Records that describe figures:
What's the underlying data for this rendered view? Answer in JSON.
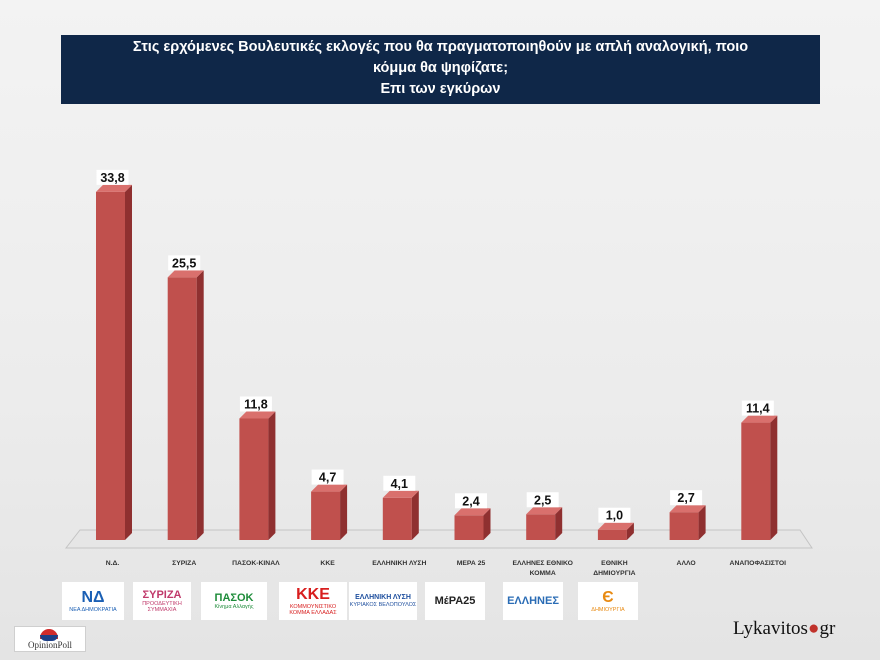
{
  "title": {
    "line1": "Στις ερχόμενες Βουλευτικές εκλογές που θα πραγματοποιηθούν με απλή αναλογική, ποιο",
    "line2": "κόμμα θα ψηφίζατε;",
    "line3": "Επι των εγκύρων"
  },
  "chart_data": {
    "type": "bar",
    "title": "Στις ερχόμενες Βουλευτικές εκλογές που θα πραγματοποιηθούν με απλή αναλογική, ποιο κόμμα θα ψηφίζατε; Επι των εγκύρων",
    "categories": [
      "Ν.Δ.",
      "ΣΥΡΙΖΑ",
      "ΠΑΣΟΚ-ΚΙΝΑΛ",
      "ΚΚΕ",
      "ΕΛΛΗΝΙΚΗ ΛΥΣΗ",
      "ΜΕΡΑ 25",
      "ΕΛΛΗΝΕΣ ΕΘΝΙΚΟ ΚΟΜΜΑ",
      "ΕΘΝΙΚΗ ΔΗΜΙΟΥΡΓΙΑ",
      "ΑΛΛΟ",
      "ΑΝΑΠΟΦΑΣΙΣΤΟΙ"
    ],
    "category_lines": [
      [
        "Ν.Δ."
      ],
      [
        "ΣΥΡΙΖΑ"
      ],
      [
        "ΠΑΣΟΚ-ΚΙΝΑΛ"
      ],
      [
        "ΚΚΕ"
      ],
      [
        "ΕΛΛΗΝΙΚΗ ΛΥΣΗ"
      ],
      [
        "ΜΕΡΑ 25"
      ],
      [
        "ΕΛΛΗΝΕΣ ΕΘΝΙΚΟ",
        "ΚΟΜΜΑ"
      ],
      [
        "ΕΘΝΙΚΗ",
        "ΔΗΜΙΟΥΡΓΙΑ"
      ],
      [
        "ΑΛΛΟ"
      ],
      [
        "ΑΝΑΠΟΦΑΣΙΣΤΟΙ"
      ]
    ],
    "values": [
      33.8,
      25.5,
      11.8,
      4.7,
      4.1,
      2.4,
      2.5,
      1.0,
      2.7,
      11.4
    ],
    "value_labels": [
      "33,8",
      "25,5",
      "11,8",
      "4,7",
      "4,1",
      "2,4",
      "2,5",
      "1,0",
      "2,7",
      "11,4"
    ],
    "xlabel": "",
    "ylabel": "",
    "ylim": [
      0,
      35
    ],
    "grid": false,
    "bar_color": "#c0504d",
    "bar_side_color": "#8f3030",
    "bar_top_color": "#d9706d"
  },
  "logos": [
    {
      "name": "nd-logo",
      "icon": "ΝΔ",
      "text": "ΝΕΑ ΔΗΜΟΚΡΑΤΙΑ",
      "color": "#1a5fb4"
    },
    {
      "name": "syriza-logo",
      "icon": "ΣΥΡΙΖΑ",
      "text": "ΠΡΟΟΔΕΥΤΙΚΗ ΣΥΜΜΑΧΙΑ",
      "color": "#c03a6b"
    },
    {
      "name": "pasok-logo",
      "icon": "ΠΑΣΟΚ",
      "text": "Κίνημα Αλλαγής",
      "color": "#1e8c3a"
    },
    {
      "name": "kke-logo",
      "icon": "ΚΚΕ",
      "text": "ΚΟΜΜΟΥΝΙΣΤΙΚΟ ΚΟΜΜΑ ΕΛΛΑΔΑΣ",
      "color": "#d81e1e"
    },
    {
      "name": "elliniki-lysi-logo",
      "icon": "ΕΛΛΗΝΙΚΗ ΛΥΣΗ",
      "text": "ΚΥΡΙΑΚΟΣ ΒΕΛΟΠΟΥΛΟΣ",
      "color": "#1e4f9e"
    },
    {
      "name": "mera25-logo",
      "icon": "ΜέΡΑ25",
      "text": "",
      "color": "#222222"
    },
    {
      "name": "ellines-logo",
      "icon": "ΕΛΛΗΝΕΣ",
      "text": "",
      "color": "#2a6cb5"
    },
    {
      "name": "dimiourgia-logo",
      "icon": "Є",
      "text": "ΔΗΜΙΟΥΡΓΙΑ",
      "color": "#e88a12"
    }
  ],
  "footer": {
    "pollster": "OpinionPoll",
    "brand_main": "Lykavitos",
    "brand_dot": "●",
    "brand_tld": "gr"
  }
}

--

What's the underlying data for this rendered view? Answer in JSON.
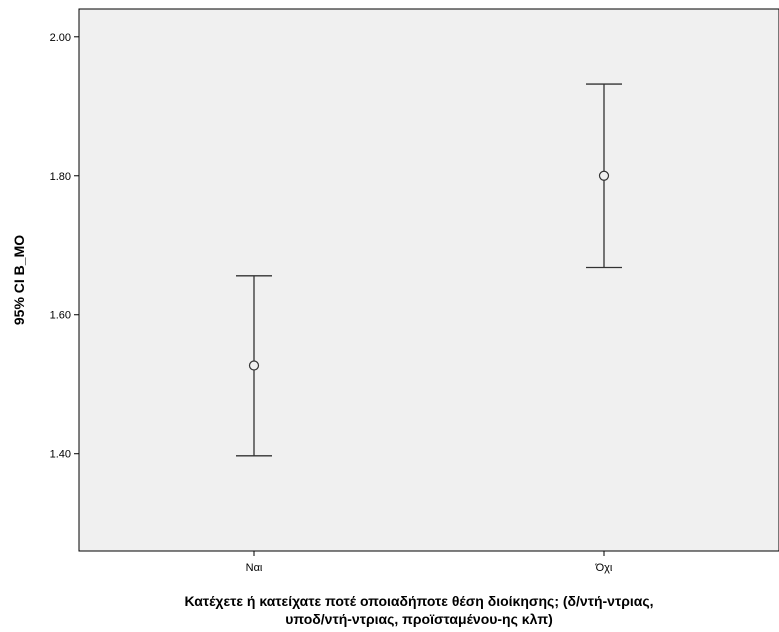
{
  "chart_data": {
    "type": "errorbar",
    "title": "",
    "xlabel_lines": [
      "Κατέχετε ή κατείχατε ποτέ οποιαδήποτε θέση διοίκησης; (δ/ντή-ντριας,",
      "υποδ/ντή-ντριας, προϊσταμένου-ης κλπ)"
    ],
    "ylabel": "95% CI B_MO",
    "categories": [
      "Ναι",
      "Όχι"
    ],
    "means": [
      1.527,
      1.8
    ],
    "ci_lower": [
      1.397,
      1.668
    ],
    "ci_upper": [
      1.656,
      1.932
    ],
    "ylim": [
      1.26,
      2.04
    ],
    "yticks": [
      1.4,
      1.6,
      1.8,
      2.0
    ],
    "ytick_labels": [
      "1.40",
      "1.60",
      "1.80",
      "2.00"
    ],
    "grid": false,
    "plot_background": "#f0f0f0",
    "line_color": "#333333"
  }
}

...

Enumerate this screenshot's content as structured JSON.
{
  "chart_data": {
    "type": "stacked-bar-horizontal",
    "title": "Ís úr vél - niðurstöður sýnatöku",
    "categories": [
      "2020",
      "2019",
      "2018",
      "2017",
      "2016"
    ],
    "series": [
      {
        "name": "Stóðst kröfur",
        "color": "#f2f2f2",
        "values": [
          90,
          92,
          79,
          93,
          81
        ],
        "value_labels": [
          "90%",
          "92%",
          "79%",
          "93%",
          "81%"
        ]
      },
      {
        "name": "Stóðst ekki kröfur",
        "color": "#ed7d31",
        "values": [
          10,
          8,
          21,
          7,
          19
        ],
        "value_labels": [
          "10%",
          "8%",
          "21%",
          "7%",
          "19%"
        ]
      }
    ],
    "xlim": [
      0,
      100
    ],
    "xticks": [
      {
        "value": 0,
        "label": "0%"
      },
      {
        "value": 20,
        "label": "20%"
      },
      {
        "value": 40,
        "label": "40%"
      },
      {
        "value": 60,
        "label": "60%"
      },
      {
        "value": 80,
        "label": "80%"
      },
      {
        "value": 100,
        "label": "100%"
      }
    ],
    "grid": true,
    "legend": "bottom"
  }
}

### [WORK TO DO]
Read the entries above, then pull out the lines that include "ψηφίζατε".

### [REPLY]
    "line2": "κόμμα θα ψηφίζατε;",
    "title": "Στις ερχόμενες Βουλευτικές εκλογές που θα πραγματοποιηθούν με απλή αναλογική, ποιο κόμμα θα ψηφίζατε; Επι των εγκύρων",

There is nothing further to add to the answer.